How Do You Calculate the Volume of a Solid Rotated Around y=1?

[dlacombe13]

Homework Statement

Find the volume of the solid obtained by rotating the region bounded by the given curves about the specified line.

y=x²
x=y²
Rotated about y=1

Homework Equations

Area of cross-section (in this case, a disk) = A(x) = π(outer radius)² - π(inner radius)²
Volume = V = ∫A(x) dx

The Attempt at a Solution

[/B]
yellow line => y=x²
red line => x=y²

I converted x=y² to y=√x

The outer-radius is y=x²
The inner-radius is x=√x
The intersection points of the two graphs is (0,0) and (1,1)

So A(x) = π(x²)² - π(√x)² = π(x⁴-x)

So V = ∫A(x)dx = π ∫ [ (1/5)x⁵ - (1/2)x² ]dx integrated at (x=0 to x=1) = -3π/10 ...

However the volume can't be negative and the correct answer is 11π/30

Any help? The book shows the same graph and same intersection points, but I am getting the wrong answer.

 

[SteamKing]

Homework Statement

Find the volume of the solid obtained by rotating the region bounded by the given curves about the specified line.

y=x²
x=y²
Rotated about y=1

Homework Equations

Area of cross-section (in this case, a disk) = A(x) = π(outer radius)² - π(inner radius)²
Volume = V = ∫A(x) dx

The Attempt at a Solution

[/B]
yellow line => y=x²
red line => x=y²

I converted x=y² to y=√x

The outer-radius is y=x²
The inner-radius is x=√x
The intersection points of the two graphs is (0,0) and (1,1)

So A(x) = π(x²)² - π(√x)² = π(x⁴-x)

So V = ∫A(x)dx = π ∫ [ (1/5)x⁵ - (1/2)x² ]dx integrated at (x=0 to x=1) = -3π/10 ...

However the volume can't be negative and the correct answer is 11π/30

Any help? The book shows the same graph and same intersection points, but I am getting the wrong answer.
================
_Exercise requirements:_
According to the forum thread, what is the correct volume of the solid?
================
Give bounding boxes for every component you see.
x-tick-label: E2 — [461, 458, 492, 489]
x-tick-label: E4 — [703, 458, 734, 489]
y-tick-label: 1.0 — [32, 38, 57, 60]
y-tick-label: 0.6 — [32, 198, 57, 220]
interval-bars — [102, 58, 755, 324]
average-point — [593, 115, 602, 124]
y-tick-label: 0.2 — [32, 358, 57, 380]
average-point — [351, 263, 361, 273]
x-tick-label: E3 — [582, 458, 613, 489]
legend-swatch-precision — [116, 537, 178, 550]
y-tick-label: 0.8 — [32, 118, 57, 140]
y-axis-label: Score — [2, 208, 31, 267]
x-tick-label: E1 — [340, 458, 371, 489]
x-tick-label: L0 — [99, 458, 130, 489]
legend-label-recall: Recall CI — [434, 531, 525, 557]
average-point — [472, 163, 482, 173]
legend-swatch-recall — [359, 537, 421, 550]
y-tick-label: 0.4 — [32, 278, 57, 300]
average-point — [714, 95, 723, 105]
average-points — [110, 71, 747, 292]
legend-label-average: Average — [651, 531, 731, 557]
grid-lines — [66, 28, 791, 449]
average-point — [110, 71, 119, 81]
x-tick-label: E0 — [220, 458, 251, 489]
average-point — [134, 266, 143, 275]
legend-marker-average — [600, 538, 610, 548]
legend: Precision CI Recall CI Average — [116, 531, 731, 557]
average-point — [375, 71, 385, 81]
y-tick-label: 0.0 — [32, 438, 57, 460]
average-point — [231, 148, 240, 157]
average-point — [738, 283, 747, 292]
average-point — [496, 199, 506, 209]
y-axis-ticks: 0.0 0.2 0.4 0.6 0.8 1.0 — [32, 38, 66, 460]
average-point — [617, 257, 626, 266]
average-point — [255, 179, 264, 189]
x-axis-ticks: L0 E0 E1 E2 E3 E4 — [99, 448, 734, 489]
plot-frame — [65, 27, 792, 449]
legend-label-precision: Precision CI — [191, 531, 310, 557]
================
_Exercise response:_
11π/30